*THE EXERCISE:*
Extract the full listing verbatim and drop any pictures from your copy.

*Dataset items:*

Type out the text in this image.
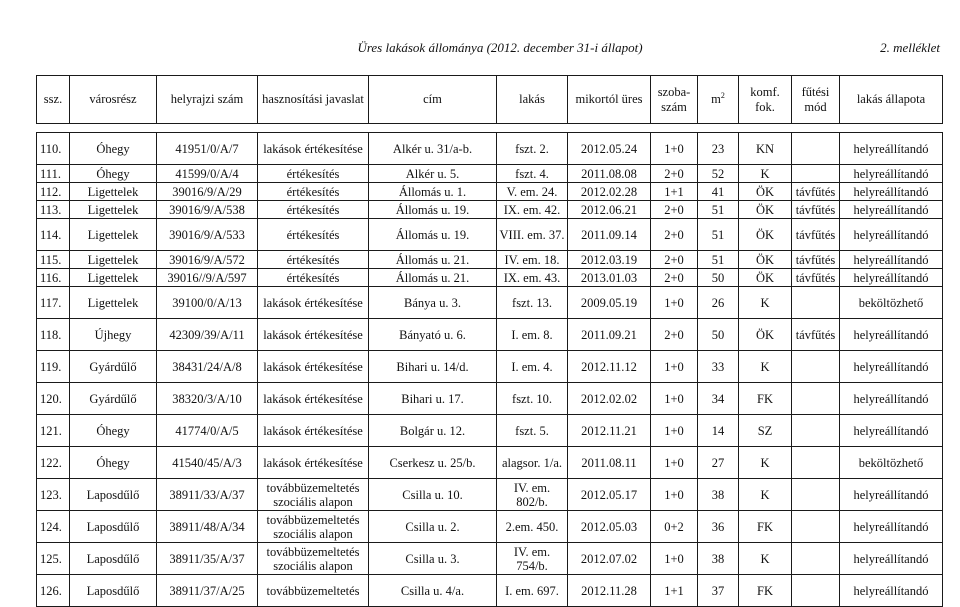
Üres lakások állománya (2012. december 31-i állapot)	2. melléklet
ssz.	városrész	helyrajzi szám	hasznosítási javaslat	cím	lakás	mikortól üres	szoba-szám	$m^2$	komf. fok.	fűtési mód	lakás állapota

110.	Óhegy	41951/0/A/7	lakások értékesítése	Alkér u. 31/a-b.	fszt. 2.	2012.05.24	1+0	23	KN		helyreállítandó
111.	Óhegy	41599/0/A/4	értékesítés	Alkér u. 5.	fszt. 4.	2011.08.08	2+0	52	K		helyreállítandó
112.	Ligettelek	39016/9/A/29	értékesítés	Állomás u. 1.	V. em. 24.	2012.02.28	1+1	41	ÖK	távfűtés	helyreállítandó
113.	Ligettelek	39016/9/A/538	értékesítés	Állomás u. 19.	IX. em. 42.	2012.06.21	2+0	51	ÖK	távfűtés	helyreállítandó
114.	Ligettelek	39016/9/A/533	értékesítés	Állomás u. 19.	VIII. em. 37.	2011.09.14	2+0	51	ÖK	távfűtés	helyreállítandó
115.	Ligettelek	39016/9/A/572	értékesítés	Állomás u. 21.	IV. em. 18.	2012.03.19	2+0	51	ÖK	távfűtés	helyreállítandó
116.	Ligettelek	39016//9/A/597	értékesítés	Állomás u. 21.	IX. em. 43.	2013.01.03	2+0	50	ÖK	távfűtés	helyreállítandó
117.	Ligettelek	39100/0/A/13	lakások értékesítése	Bánya u. 3.	fszt. 13.	2009.05.19	1+0	26	K		beköltözhető
118.	Újhegy	42309/39/A/11	lakások értékesítése	Bányató u. 6.	I. em. 8.	2011.09.21	2+0	50	ÖK	távfűtés	helyreállítandó
119.	Gyárdűlő	38431/24/A/8	lakások értékesítése	Bihari u. 14/d.	I. em. 4.	2012.11.12	1+0	33	K		helyreállítandó
120.	Gyárdűlő	38320/3/A/10	lakások értékesítése	Bihari u. 17.	fszt. 10.	2012.02.02	1+0	34	FK		helyreállítandó
121.	Óhegy	41774/0/A/5	lakások értékesítése	Bolgár u. 12.	fszt. 5.	2012.11.21	1+0	14	SZ		helyreállítandó
122.	Óhegy	41540/45/A/3	lakások értékesítése	Cserkesz u. 25/b.	alagsor. 1/a.	2011.08.11	1+0	27	K		beköltözhető
123.	Laposdűlő	38911/33/A/37	továbbüzemeltetés szociális alapon	Csilla u. 10.	IV. em. 802/b.	2012.05.17	1+0	38	K		helyreállítandó
124.	Laposdűlő	38911/48/A/34	továbbüzemeltetés szociális alapon	Csilla u. 2.	2.em. 450.	2012.05.03	0+2	36	FK		helyreállítandó
125.	Laposdűlő	38911/35/A/37	továbbüzemeltetés szociális alapon	Csilla u. 3.	IV. em. 754/b.	2012.07.02	1+0	38	K		helyreállítandó
126.	Laposdűlő	38911/37/A/25	továbbüzemeltetés	Csilla u. 4/a.	I. em. 697.	2012.11.28	1+1	37	FK		helyreállítandó
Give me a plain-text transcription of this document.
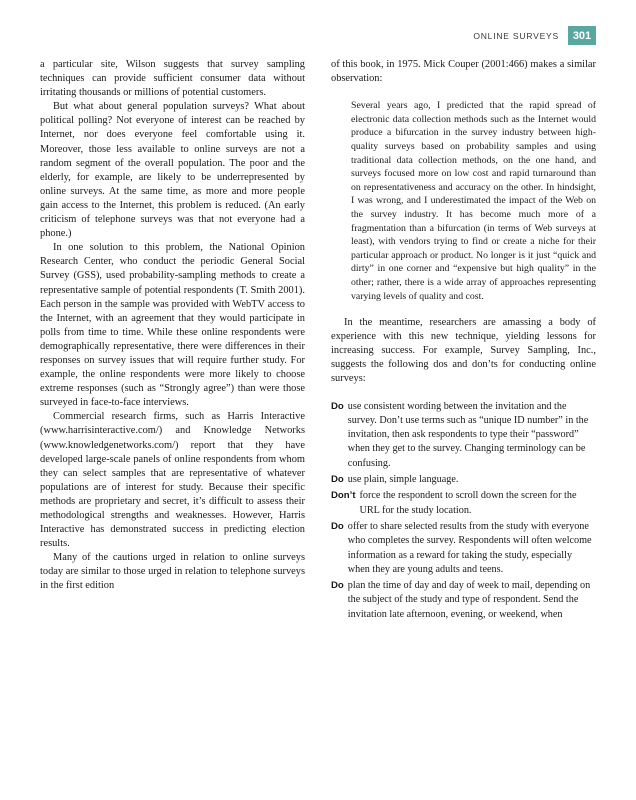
ONLINE SURVEYS	301

a particular site, Wilson suggests that survey sampling techniques can provide sufficient consumer data without irritating thousands or millions of potential customers.

But what about general population surveys? What about political polling? Not everyone of interest can be reached by Internet, nor does everyone feel comfortable using it. Moreover, those less available to online surveys are not a random segment of the overall population. The poor and the elderly, for example, are likely to be underrepresented by online surveys. At the same time, as more and more people gain access to the Internet, this problem is reduced. (An early criticism of telephone surveys was that not everyone had a phone.)

In one solution to this problem, the National Opinion Research Center, who conduct the periodic General Social Survey (GSS), used probability-sampling methods to create a representative sample of potential respondents (T. Smith 2001). Each person in the sample was provided with WebTV access to the Internet, with an agreement that they would participate in polls from time to time. While these online respondents were demographically representative, there were differences in their responses on survey issues that will require further study. For example, the online respondents were more likely to choose extreme responses (such as “Strongly agree”) than were those surveyed in face-to-face interviews.

Commercial research firms, such as Harris Interactive (www.harrisinteractive.com/) and Knowledge Networks (www.knowledgenetworks.com/) report that they have developed large-scale panels of online respondents from whom they can select samples that are representative of whatever populations are of interest for study. Because their specific methods are proprietary and secret, it’s difficult to assess their methodological strengths and weaknesses. However, Harris Interactive has demonstrated success in predicting election results.

Many of the cautions urged in relation to online surveys today are similar to those urged in relation to telephone surveys in the first edition

of this book, in 1975. Mick Couper (2001:466) makes a similar observation:

Several years ago, I predicted that the rapid spread of electronic data collection methods such as the Internet would produce a bifurcation in the survey industry between high-quality surveys based on probability samples and using traditional data collection methods, on the one hand, and surveys focused more on low cost and rapid turnaround than on representativeness and accuracy on the other. In hindsight, I was wrong, and I underestimated the impact of the Web on the survey industry. It has become much more of a fragmentation than a bifurcation (in terms of Web surveys at least), with vendors trying to find or create a niche for their particular approach or product. No longer is it just “quick and dirty” in one corner and “expensive but high quality” in the other; rather, there is a wide array of approaches representing varying levels of quality and cost.

In the meantime, researchers are amassing a body of experience with this new technique, yielding lessons for increasing success. For example, Survey Sampling, Inc., suggests the following dos and don’ts for conducting online surveys:

Do use consistent wording between the invitation and the survey. Don’t use terms such as “unique ID number” in the invitation, then ask respondents to type their “password” when they get to the survey. Changing terminology can be confusing.
Do use plain, simple language.
Don’t force the respondent to scroll down the screen for the URL for the study location.
Do offer to share selected results from the study with everyone who completes the survey. Respondents will often welcome information as a reward for taking the study, especially when they are young adults and teens.
Do plan the time of day and day of week to mail, depending on the subject of the study and type of respondent. Send the invitation late afternoon, evening, or weekend, when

*EXPECTED OUTPUT:*
Type out the text in this image.
Üres lakások állománya (2012. december 31-i állapot)	2. melléklet
ssz.	városrész	helyrajzi szám	hasznosítási javaslat	cím	lakás	mikortól üres	szoba-szám	$m^2$	komf. fok.	fűtési mód	lakás állapota

110.	Óhegy	41951/0/A/7	lakások értékesítése	Alkér u. 31/a-b.	fszt. 2.	2012.05.24	1+0	23	KN		helyreállítandó
111.	Óhegy	41599/0/A/4	értékesítés	Alkér u. 5.	fszt. 4.	2011.08.08	2+0	52	K		helyreállítandó
112.	Ligettelek	39016/9/A/29	értékesítés	Állomás u. 1.	V. em. 24.	2012.02.28	1+1	41	ÖK	távfűtés	helyreállítandó
113.	Ligettelek	39016/9/A/538	értékesítés	Állomás u. 19.	IX. em. 42.	2012.06.21	2+0	51	ÖK	távfűtés	helyreállítandó
114.	Ligettelek	39016/9/A/533	értékesítés	Állomás u. 19.	VIII. em. 37.	2011.09.14	2+0	51	ÖK	távfűtés	helyreállítandó
115.	Ligettelek	39016/9/A/572	értékesítés	Állomás u. 21.	IV. em. 18.	2012.03.19	2+0	51	ÖK	távfűtés	helyreállítandó
116.	Ligettelek	39016//9/A/597	értékesítés	Állomás u. 21.	IX. em. 43.	2013.01.03	2+0	50	ÖK	távfűtés	helyreállítandó
117.	Ligettelek	39100/0/A/13	lakások értékesítése	Bánya u. 3.	fszt. 13.	2009.05.19	1+0	26	K		beköltözhető
118.	Újhegy	42309/39/A/11	lakások értékesítése	Bányató u. 6.	I. em. 8.	2011.09.21	2+0	50	ÖK	távfűtés	helyreállítandó
119.	Gyárdűlő	38431/24/A/8	lakások értékesítése	Bihari u. 14/d.	I. em. 4.	2012.11.12	1+0	33	K		helyreállítandó
120.	Gyárdűlő	38320/3/A/10	lakások értékesítése	Bihari u. 17.	fszt. 10.	2012.02.02	1+0	34	FK		helyreállítandó
121.	Óhegy	41774/0/A/5	lakások értékesítése	Bolgár u. 12.	fszt. 5.	2012.11.21	1+0	14	SZ		helyreállítandó
122.	Óhegy	41540/45/A/3	lakások értékesítése	Cserkesz u. 25/b.	alagsor. 1/a.	2011.08.11	1+0	27	K		beköltözhető
123.	Laposdűlő	38911/33/A/37	továbbüzemeltetés szociális alapon	Csilla u. 10.	IV. em. 802/b.	2012.05.17	1+0	38	K		helyreállítandó
124.	Laposdűlő	38911/48/A/34	továbbüzemeltetés szociális alapon	Csilla u. 2.	2.em. 450.	2012.05.03	0+2	36	FK		helyreállítandó
125.	Laposdűlő	38911/35/A/37	továbbüzemeltetés szociális alapon	Csilla u. 3.	IV. em. 754/b.	2012.07.02	1+0	38	K		helyreállítandó
126.	Laposdűlő	38911/37/A/25	továbbüzemeltetés	Csilla u. 4/a.	I. em. 697.	2012.11.28	1+1	37	FK		helyreállítandó
Give me a plain-text transcription of this document.
ONLINE SURVEYS	301

a particular site, Wilson suggests that survey sampling techniques can provide sufficient consumer data without irritating thousands or millions of potential customers.

But what about general population surveys? What about political polling? Not everyone of interest can be reached by Internet, nor does everyone feel comfortable using it. Moreover, those less available to online surveys are not a random segment of the overall population. The poor and the elderly, for example, are likely to be underrepresented by online surveys. At the same time, as more and more people gain access to the Internet, this problem is reduced. (An early criticism of telephone surveys was that not everyone had a phone.)

In one solution to this problem, the National Opinion Research Center, who conduct the periodic General Social Survey (GSS), used probability-sampling methods to create a representative sample of potential respondents (T. Smith 2001). Each person in the sample was provided with WebTV access to the Internet, with an agreement that they would participate in polls from time to time. While these online respondents were demographically representative, there were differences in their responses on survey issues that will require further study. For example, the online respondents were more likely to choose extreme responses (such as “Strongly agree”) than were those surveyed in face-to-face interviews.

Commercial research firms, such as Harris Interactive (www.harrisinteractive.com/) and Knowledge Networks (www.knowledgenetworks.com/) report that they have developed large-scale panels of online respondents from whom they can select samples that are representative of whatever populations are of interest for study. Because their specific methods are proprietary and secret, it’s difficult to assess their methodological strengths and weaknesses. However, Harris Interactive has demonstrated success in predicting election results.

Many of the cautions urged in relation to online surveys today are similar to those urged in relation to telephone surveys in the first edition

of this book, in 1975. Mick Couper (2001:466) makes a similar observation:

Several years ago, I predicted that the rapid spread of electronic data collection methods such as the Internet would produce a bifurcation in the survey industry between high-quality surveys based on probability samples and using traditional data collection methods, on the one hand, and surveys focused more on low cost and rapid turnaround than on representativeness and accuracy on the other. In hindsight, I was wrong, and I underestimated the impact of the Web on the survey industry. It has become much more of a fragmentation than a bifurcation (in terms of Web surveys at least), with vendors trying to find or create a niche for their particular approach or product. No longer is it just “quick and dirty” in one corner and “expensive but high quality” in the other; rather, there is a wide array of approaches representing varying levels of quality and cost.

In the meantime, researchers are amassing a body of experience with this new technique, yielding lessons for increasing success. For example, Survey Sampling, Inc., suggests the following dos and don’ts for conducting online surveys:

Do use consistent wording between the invitation and the survey. Don’t use terms such as “unique ID number” in the invitation, then ask respondents to type their “password” when they get to the survey. Changing terminology can be confusing.
Do use plain, simple language.
Don’t force the respondent to scroll down the screen for the URL for the study location.
Do offer to share selected results from the study with everyone who completes the survey. Respondents will often welcome information as a reward for taking the study, especially when they are young adults and teens.
Do plan the time of day and day of week to mail, depending on the subject of the study and type of respondent. Send the invitation late afternoon, evening, or weekend, when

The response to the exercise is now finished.